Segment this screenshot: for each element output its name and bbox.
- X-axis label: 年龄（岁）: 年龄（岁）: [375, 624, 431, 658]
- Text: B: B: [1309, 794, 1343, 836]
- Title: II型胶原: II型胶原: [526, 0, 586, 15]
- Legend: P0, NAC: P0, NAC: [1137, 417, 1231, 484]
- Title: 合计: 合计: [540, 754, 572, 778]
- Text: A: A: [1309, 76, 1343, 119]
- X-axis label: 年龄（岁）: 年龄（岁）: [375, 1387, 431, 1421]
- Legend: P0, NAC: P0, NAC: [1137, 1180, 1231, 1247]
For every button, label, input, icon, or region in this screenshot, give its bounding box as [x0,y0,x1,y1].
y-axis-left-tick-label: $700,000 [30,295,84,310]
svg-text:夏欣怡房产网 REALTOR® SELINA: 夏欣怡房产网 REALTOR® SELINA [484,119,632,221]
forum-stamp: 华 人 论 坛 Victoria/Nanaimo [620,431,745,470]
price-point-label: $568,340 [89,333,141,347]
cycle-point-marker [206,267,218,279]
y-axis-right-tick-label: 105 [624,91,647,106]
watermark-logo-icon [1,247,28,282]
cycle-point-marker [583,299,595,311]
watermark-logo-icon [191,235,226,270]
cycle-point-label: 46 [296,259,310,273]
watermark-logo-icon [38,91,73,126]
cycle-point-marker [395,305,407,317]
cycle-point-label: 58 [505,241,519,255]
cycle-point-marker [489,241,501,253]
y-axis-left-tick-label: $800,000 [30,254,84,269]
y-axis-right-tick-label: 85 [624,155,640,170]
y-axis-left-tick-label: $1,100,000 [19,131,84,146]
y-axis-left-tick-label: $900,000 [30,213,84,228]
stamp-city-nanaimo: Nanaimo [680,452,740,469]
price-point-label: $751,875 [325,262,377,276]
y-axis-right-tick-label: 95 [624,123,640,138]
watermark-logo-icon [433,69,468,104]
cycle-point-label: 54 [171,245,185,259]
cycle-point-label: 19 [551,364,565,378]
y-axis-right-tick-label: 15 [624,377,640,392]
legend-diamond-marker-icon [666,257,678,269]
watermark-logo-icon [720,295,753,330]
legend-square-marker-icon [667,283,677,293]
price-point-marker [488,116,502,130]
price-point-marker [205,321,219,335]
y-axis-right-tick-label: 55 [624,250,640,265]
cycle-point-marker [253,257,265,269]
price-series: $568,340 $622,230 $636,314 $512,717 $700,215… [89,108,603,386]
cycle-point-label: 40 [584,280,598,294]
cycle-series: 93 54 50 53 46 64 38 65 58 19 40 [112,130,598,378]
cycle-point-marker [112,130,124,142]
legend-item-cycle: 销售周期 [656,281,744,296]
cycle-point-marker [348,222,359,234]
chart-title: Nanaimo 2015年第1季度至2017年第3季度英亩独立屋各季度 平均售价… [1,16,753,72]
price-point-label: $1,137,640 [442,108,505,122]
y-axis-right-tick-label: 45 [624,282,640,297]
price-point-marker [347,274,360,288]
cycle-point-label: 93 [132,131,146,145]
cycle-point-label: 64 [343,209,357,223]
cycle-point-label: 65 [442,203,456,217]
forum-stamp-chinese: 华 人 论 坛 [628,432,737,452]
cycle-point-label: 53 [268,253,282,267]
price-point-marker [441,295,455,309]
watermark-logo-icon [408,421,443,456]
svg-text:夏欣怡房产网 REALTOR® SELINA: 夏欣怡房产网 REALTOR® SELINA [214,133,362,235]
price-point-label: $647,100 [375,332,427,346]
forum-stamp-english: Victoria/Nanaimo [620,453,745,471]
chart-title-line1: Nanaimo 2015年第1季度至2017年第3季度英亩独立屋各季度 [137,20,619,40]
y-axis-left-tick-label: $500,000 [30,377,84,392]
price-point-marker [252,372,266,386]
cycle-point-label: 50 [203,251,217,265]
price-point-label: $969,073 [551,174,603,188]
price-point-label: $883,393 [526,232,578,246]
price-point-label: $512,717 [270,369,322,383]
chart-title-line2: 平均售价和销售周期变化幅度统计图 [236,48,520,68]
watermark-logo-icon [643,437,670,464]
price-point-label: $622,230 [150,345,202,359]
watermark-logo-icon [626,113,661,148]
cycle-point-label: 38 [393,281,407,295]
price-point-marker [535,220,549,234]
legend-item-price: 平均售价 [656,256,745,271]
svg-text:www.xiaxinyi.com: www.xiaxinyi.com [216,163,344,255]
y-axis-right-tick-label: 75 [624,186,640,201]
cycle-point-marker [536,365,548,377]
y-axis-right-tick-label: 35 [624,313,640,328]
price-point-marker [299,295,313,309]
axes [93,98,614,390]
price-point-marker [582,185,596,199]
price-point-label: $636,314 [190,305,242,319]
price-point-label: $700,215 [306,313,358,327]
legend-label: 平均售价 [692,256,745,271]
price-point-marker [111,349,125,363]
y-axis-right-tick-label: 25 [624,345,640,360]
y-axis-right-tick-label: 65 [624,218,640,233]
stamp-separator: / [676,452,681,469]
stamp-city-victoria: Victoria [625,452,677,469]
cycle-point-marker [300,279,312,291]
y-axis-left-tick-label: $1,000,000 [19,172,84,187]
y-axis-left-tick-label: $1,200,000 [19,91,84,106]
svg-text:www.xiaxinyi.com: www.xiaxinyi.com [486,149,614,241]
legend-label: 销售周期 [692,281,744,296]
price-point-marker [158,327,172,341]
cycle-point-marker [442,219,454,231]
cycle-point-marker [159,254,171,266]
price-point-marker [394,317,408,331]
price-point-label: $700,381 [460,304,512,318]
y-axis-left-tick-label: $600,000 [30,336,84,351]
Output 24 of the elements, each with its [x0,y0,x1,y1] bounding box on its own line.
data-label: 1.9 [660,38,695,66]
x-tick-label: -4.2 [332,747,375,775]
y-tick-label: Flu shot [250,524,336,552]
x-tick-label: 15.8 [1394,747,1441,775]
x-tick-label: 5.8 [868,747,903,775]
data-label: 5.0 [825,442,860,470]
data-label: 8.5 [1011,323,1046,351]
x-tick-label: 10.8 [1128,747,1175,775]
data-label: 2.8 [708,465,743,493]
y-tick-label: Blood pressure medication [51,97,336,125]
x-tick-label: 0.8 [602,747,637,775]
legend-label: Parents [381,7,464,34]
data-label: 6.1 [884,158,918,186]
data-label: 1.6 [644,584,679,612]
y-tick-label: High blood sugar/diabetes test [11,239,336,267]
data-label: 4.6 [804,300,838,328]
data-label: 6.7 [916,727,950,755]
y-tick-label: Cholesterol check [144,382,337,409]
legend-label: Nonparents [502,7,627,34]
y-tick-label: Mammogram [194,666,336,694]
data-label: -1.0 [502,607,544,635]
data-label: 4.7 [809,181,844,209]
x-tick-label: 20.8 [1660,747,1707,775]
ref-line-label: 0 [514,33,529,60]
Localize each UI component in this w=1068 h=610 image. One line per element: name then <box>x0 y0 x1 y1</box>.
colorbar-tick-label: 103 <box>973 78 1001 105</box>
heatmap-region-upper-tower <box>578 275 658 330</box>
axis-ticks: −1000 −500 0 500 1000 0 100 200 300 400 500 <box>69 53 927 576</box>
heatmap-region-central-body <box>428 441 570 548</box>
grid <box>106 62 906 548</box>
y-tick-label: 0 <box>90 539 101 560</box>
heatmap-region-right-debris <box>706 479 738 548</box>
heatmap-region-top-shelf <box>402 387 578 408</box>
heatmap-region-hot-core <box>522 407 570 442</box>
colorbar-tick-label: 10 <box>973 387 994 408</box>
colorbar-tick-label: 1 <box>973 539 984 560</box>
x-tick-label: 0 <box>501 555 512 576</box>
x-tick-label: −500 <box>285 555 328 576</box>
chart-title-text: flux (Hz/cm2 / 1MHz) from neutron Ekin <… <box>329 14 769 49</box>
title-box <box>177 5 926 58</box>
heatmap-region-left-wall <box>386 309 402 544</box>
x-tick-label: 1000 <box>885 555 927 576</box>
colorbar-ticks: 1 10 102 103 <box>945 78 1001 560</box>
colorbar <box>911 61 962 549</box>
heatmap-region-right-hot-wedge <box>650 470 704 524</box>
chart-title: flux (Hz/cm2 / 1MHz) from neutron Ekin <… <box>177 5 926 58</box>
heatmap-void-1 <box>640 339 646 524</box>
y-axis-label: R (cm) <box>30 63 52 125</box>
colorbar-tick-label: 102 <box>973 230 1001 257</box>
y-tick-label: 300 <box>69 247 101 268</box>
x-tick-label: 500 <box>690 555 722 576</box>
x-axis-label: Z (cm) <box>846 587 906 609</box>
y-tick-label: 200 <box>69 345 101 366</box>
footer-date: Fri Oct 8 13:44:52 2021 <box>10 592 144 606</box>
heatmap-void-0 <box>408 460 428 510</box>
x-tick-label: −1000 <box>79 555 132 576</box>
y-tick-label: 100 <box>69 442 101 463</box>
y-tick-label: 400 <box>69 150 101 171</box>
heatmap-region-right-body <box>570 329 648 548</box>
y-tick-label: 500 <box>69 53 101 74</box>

Do this: Please put the items above into a JSON list of strings, one string per line with blank lines skipped, starting at the first line and ending at the line that contains "- Text: A: A: [1309, 76, 1343, 119]", with both of those lines included.

The answer:
[
  "Segment this screenshot: for each element output its name and bbox.",
  "- X-axis label: 年龄（岁）: 年龄（岁）: [375, 624, 431, 658]",
  "- Text: B: B: [1309, 794, 1343, 836]",
  "- Title: II型胶原: II型胶原: [526, 0, 586, 15]",
  "- Legend: P0, NAC: P0, NAC: [1137, 417, 1231, 484]",
  "- Title: 合计: 合计: [540, 754, 572, 778]",
  "- Text: A: A: [1309, 76, 1343, 119]"
]